▶ **Data in this exercise**:
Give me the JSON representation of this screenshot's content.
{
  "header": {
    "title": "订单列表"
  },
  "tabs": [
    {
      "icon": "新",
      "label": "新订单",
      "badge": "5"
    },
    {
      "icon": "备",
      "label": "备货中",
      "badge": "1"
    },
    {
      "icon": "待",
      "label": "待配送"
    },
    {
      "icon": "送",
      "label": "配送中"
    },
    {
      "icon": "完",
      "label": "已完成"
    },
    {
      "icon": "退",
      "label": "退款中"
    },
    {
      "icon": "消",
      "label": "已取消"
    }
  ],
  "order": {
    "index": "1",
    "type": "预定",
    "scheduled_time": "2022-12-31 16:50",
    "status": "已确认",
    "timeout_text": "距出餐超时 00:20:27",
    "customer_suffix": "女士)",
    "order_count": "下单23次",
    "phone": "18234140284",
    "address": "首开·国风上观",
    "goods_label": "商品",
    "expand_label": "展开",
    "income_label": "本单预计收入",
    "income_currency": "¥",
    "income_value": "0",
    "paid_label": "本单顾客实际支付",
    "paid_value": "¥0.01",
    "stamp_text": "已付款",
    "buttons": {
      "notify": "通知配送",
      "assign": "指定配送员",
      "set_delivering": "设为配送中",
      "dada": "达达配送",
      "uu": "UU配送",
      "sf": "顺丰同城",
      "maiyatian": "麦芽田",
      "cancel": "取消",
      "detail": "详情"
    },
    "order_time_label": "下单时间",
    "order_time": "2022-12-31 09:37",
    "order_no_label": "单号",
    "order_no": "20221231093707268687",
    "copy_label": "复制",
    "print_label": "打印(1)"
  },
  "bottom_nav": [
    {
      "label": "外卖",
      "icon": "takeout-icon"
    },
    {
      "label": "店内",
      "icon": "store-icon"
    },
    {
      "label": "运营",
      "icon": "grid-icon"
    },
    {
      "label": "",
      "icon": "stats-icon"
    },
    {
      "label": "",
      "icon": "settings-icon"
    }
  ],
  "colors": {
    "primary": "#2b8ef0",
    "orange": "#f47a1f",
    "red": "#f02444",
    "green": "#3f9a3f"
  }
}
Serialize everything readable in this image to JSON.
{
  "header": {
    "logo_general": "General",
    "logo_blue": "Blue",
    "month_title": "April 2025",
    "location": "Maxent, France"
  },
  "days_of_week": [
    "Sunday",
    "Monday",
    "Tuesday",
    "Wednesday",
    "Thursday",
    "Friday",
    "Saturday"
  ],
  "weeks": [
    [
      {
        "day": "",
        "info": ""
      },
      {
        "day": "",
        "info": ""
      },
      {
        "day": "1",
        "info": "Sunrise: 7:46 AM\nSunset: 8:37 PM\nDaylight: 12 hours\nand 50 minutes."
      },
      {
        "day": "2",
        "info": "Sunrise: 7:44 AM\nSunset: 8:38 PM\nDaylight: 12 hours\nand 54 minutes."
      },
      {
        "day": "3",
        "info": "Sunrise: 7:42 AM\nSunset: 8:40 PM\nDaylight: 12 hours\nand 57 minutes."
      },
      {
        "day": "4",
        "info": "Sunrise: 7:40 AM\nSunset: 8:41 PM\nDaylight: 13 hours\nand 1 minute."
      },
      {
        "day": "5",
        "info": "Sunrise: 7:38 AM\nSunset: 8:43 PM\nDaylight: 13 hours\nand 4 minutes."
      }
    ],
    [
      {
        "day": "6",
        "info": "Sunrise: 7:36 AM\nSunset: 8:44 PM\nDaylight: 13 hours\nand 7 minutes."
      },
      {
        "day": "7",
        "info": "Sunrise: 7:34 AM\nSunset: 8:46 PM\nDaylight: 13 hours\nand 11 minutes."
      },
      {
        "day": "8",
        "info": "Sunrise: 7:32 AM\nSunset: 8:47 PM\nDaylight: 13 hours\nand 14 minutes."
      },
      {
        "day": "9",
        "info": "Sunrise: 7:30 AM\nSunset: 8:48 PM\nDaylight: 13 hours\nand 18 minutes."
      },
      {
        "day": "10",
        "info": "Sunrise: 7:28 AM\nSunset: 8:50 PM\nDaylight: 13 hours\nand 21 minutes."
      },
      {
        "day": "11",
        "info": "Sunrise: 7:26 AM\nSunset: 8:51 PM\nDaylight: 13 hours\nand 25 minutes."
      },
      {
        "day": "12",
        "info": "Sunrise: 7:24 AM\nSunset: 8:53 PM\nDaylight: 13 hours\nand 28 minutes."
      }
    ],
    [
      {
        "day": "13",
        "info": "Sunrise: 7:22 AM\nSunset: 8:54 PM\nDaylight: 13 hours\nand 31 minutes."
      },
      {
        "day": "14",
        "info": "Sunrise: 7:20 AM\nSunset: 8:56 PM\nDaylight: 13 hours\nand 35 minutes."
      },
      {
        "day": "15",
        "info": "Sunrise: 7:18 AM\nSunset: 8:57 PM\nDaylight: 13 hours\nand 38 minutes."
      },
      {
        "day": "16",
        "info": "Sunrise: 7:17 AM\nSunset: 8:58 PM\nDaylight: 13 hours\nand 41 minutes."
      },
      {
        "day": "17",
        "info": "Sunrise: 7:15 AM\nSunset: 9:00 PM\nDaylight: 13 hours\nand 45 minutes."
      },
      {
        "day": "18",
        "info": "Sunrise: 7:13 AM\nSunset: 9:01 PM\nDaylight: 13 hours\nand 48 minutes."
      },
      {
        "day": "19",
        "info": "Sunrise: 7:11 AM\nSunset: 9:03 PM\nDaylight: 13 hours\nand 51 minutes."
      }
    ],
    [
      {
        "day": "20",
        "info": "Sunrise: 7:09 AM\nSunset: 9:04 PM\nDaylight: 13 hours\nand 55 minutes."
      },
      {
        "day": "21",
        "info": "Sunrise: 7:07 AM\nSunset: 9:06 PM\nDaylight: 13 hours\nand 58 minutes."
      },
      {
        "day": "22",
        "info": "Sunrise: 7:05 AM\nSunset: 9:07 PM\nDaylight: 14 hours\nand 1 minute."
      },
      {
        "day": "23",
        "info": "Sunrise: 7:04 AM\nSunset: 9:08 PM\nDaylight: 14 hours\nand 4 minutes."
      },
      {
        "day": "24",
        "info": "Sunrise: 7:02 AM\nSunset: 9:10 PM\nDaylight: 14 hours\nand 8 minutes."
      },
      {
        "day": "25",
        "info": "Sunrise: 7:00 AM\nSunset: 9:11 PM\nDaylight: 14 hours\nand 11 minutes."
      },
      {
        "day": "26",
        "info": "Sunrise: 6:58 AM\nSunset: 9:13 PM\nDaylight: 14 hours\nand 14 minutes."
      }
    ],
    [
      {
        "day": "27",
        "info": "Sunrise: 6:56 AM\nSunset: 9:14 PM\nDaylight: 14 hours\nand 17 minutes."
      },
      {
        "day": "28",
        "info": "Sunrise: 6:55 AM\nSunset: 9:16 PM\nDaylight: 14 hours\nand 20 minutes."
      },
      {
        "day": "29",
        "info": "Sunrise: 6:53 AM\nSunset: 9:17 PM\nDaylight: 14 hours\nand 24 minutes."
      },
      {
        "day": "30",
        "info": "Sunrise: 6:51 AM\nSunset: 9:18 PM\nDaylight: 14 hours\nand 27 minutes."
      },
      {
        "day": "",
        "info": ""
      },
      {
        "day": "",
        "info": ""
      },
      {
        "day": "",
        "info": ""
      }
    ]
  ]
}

▶ **What you are asked to do**: Search the entries for the word "JSON" and copy every line that has it.

▶ **Solution to this problem**:
Give me the JSON representation of this screenshot's content.
Serialize everything readable in this image to JSON.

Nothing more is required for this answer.